What you will do:
Pull out each line of the records holding the string "nonummy".

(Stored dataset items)
· · · ·

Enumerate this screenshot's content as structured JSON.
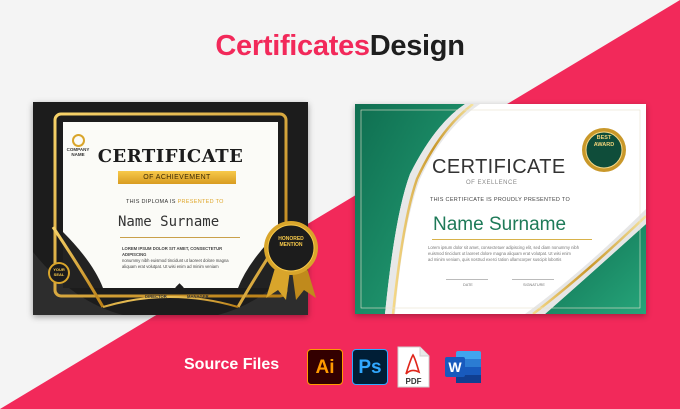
{
  "header": {
    "title_part1": "Certificates",
    "title_part2": "Design"
  },
  "certificate_dark": {
    "company": "COMPANY NAME",
    "heading": "CERTIFICATE",
    "ribbon": "OF ACHIEVEMENT",
    "diploma_prefix": "THIS DIPLOMA IS",
    "diploma_highlight": "PRESENTED TO",
    "name": "Name Surname",
    "lorem_line1": "LOREM IPSUM DOLOR SIT AMET, CONSECTETUR ADIPISCING",
    "lorem_line2": "nonummy nibh euismod tincidunt ut laoreet dolore magna",
    "lorem_line3": "aliquam erat volutpat. Ut wisi enim ad minim veniam",
    "sign_left": "DIRECTOR",
    "sign_right": "MANAGER",
    "seal_text": "HONORED MENTION",
    "small_seal_text": "YOUR SEAL",
    "colors": {
      "gold": "#d9a52b",
      "dark": "#1d1d1d"
    }
  },
  "certificate_green": {
    "heading": "CERTIFICATE",
    "sub": "OF EXELLENCE",
    "proud": "THIS CERTIFICATE IS PROUDLY PRESENTED TO",
    "name": "Name Surname",
    "lorem_line1": "Lorem ipsum dolor sit amet, consectetuer adipiscing elit, sed diam nonummy nibh",
    "lorem_line2": "euismod tincidunt ut laoreet dolore magna aliquam erat volutpat. Ut wisi enim",
    "lorem_line3": "ad minim veniam, quis nostrud exerci tation ullamcorper suscipit lobortis",
    "sig_left": "DATE",
    "sig_right": "SIGNATURE",
    "seal_text": "BEST AWARD",
    "colors": {
      "green": "#1e8a65",
      "gold": "#d8b24a"
    }
  },
  "footer": {
    "label": "Source Files",
    "icons": [
      {
        "name": "illustrator-icon",
        "text": "Ai"
      },
      {
        "name": "photoshop-icon",
        "text": "Ps"
      },
      {
        "name": "pdf-icon",
        "text": "PDF"
      },
      {
        "name": "word-icon",
        "text": "W"
      }
    ]
  },
  "colors": {
    "accent": "#f2295a",
    "background": "#f4f4f4"
  }
}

· · · ·

Reply to the task:
    "lorem_line2": "nonummy nibh euismod tincidunt ut laoreet dolore magna",
    "lorem_line1": "Lorem ipsum dolor sit amet, consectetuer adipiscing elit, sed diam nonummy nibh",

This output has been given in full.